Dataset excerpt:

·····

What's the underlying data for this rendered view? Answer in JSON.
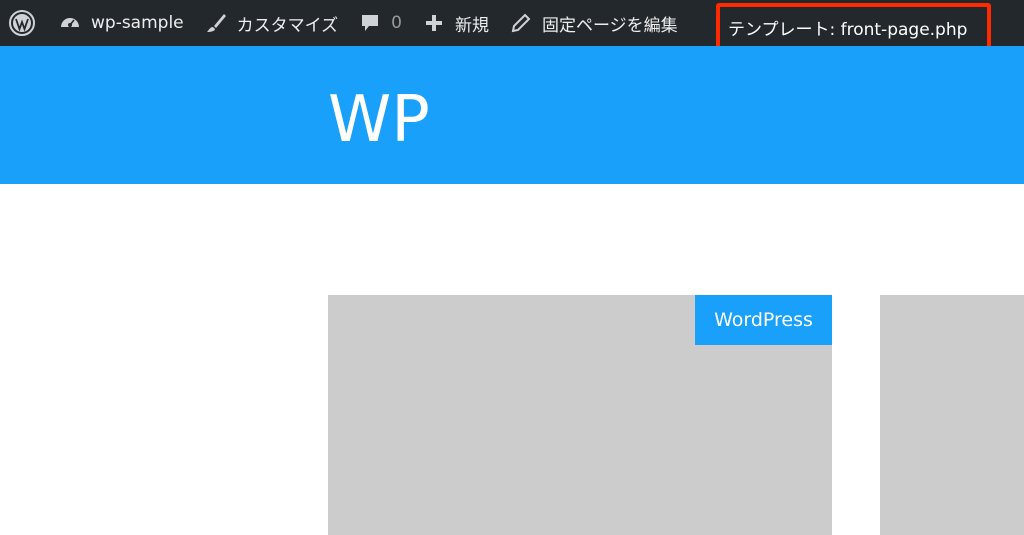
{
  "adminbar": {
    "site_name": "wp-sample",
    "customize": "カスタマイズ",
    "comments_count": "0",
    "new": "新規",
    "edit_page": "固定ページを編集",
    "template": "テンプレート: front-page.php"
  },
  "header": {
    "site_title": "WP"
  },
  "cards": [
    {
      "category": "WordPress"
    }
  ],
  "colors": {
    "adminbar_bg": "#23282d",
    "accent": "#18a0fb",
    "highlight_border": "#ff2a00",
    "card_bg": "#cccccc"
  }
}
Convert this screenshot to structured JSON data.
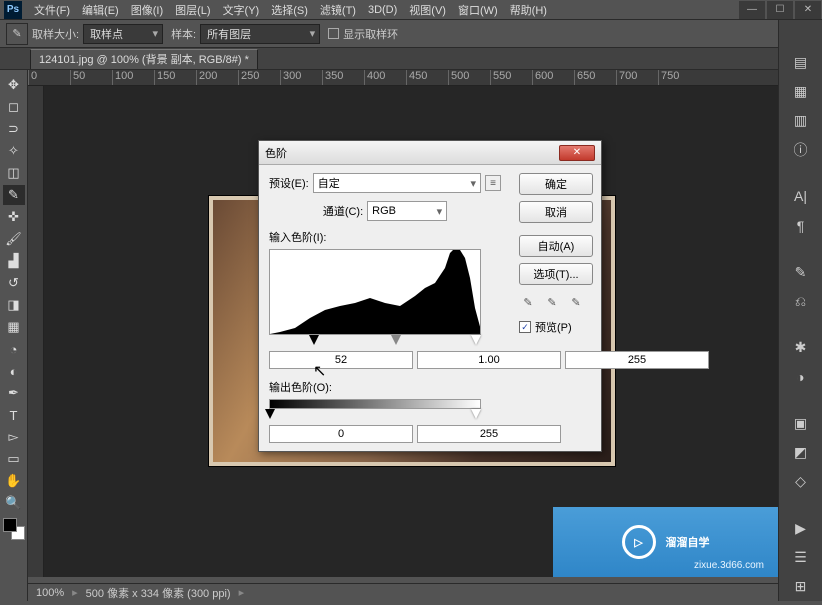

·····

WHAT IS EXPECTED:
Skip the pictures and transcribe the rest of the records exactly.

OUTPUT:
What's the underlying data for this rendered view? Answer in JSON.
{
  "adminbar": {
    "site_name": "wp-sample",
    "customize": "カスタマイズ",
    "comments_count": "0",
    "new": "新規",
    "edit_page": "固定ページを編集",
    "template": "テンプレート: front-page.php"
  },
  "header": {
    "site_title": "WP"
  },
  "cards": [
    {
      "category": "WordPress"
    }
  ],
  "colors": {
    "adminbar_bg": "#23282d",
    "accent": "#18a0fb",
    "highlight_border": "#ff2a00",
    "card_bg": "#cccccc"
  }
}
Convert this screenshot to structured JSON data.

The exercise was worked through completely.